══ Excerpted data

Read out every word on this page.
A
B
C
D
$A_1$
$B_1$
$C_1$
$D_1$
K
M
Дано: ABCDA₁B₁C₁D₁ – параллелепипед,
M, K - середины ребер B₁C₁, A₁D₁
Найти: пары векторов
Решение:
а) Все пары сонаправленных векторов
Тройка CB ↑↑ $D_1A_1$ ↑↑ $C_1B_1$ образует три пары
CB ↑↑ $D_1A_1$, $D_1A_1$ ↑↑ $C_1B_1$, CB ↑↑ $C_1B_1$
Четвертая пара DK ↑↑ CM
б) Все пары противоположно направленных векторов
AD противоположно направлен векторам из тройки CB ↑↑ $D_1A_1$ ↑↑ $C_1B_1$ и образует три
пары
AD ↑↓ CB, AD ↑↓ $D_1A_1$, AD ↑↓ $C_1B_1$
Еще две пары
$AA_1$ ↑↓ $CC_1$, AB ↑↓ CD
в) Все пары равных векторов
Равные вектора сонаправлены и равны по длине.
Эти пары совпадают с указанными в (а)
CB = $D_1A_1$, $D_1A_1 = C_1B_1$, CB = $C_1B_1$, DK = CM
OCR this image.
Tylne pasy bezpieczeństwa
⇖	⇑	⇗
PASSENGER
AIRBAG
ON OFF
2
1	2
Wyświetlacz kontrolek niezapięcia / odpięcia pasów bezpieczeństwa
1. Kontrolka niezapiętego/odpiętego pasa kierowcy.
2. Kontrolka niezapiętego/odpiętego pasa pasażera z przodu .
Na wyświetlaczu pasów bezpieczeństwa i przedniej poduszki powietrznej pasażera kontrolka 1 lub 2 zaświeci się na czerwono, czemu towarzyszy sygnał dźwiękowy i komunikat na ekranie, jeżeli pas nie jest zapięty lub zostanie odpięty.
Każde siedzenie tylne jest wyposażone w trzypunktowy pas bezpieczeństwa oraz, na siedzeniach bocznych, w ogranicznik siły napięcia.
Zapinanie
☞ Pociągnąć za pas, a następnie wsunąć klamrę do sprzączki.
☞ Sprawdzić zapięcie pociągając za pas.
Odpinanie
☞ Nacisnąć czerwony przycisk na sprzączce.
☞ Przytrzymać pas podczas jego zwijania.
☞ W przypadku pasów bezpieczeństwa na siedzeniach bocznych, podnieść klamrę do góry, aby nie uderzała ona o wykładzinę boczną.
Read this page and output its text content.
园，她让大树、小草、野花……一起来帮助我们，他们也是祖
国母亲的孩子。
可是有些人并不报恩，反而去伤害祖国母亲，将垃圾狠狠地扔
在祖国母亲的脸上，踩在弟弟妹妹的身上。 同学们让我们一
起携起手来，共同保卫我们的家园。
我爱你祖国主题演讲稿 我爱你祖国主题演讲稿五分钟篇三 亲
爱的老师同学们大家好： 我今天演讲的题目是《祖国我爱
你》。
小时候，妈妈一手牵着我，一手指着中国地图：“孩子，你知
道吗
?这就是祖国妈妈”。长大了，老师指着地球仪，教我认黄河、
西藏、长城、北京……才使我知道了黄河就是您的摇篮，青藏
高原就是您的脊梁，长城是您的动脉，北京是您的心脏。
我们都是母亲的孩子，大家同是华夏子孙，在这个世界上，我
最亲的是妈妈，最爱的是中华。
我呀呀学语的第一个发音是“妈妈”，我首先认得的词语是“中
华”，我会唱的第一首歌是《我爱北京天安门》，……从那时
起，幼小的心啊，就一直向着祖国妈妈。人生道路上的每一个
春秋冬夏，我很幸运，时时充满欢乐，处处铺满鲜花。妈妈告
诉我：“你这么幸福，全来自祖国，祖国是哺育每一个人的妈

════

Objective:
Working from the material above, state how many lines contain "pasów"; give only the number.

Exercise output:
3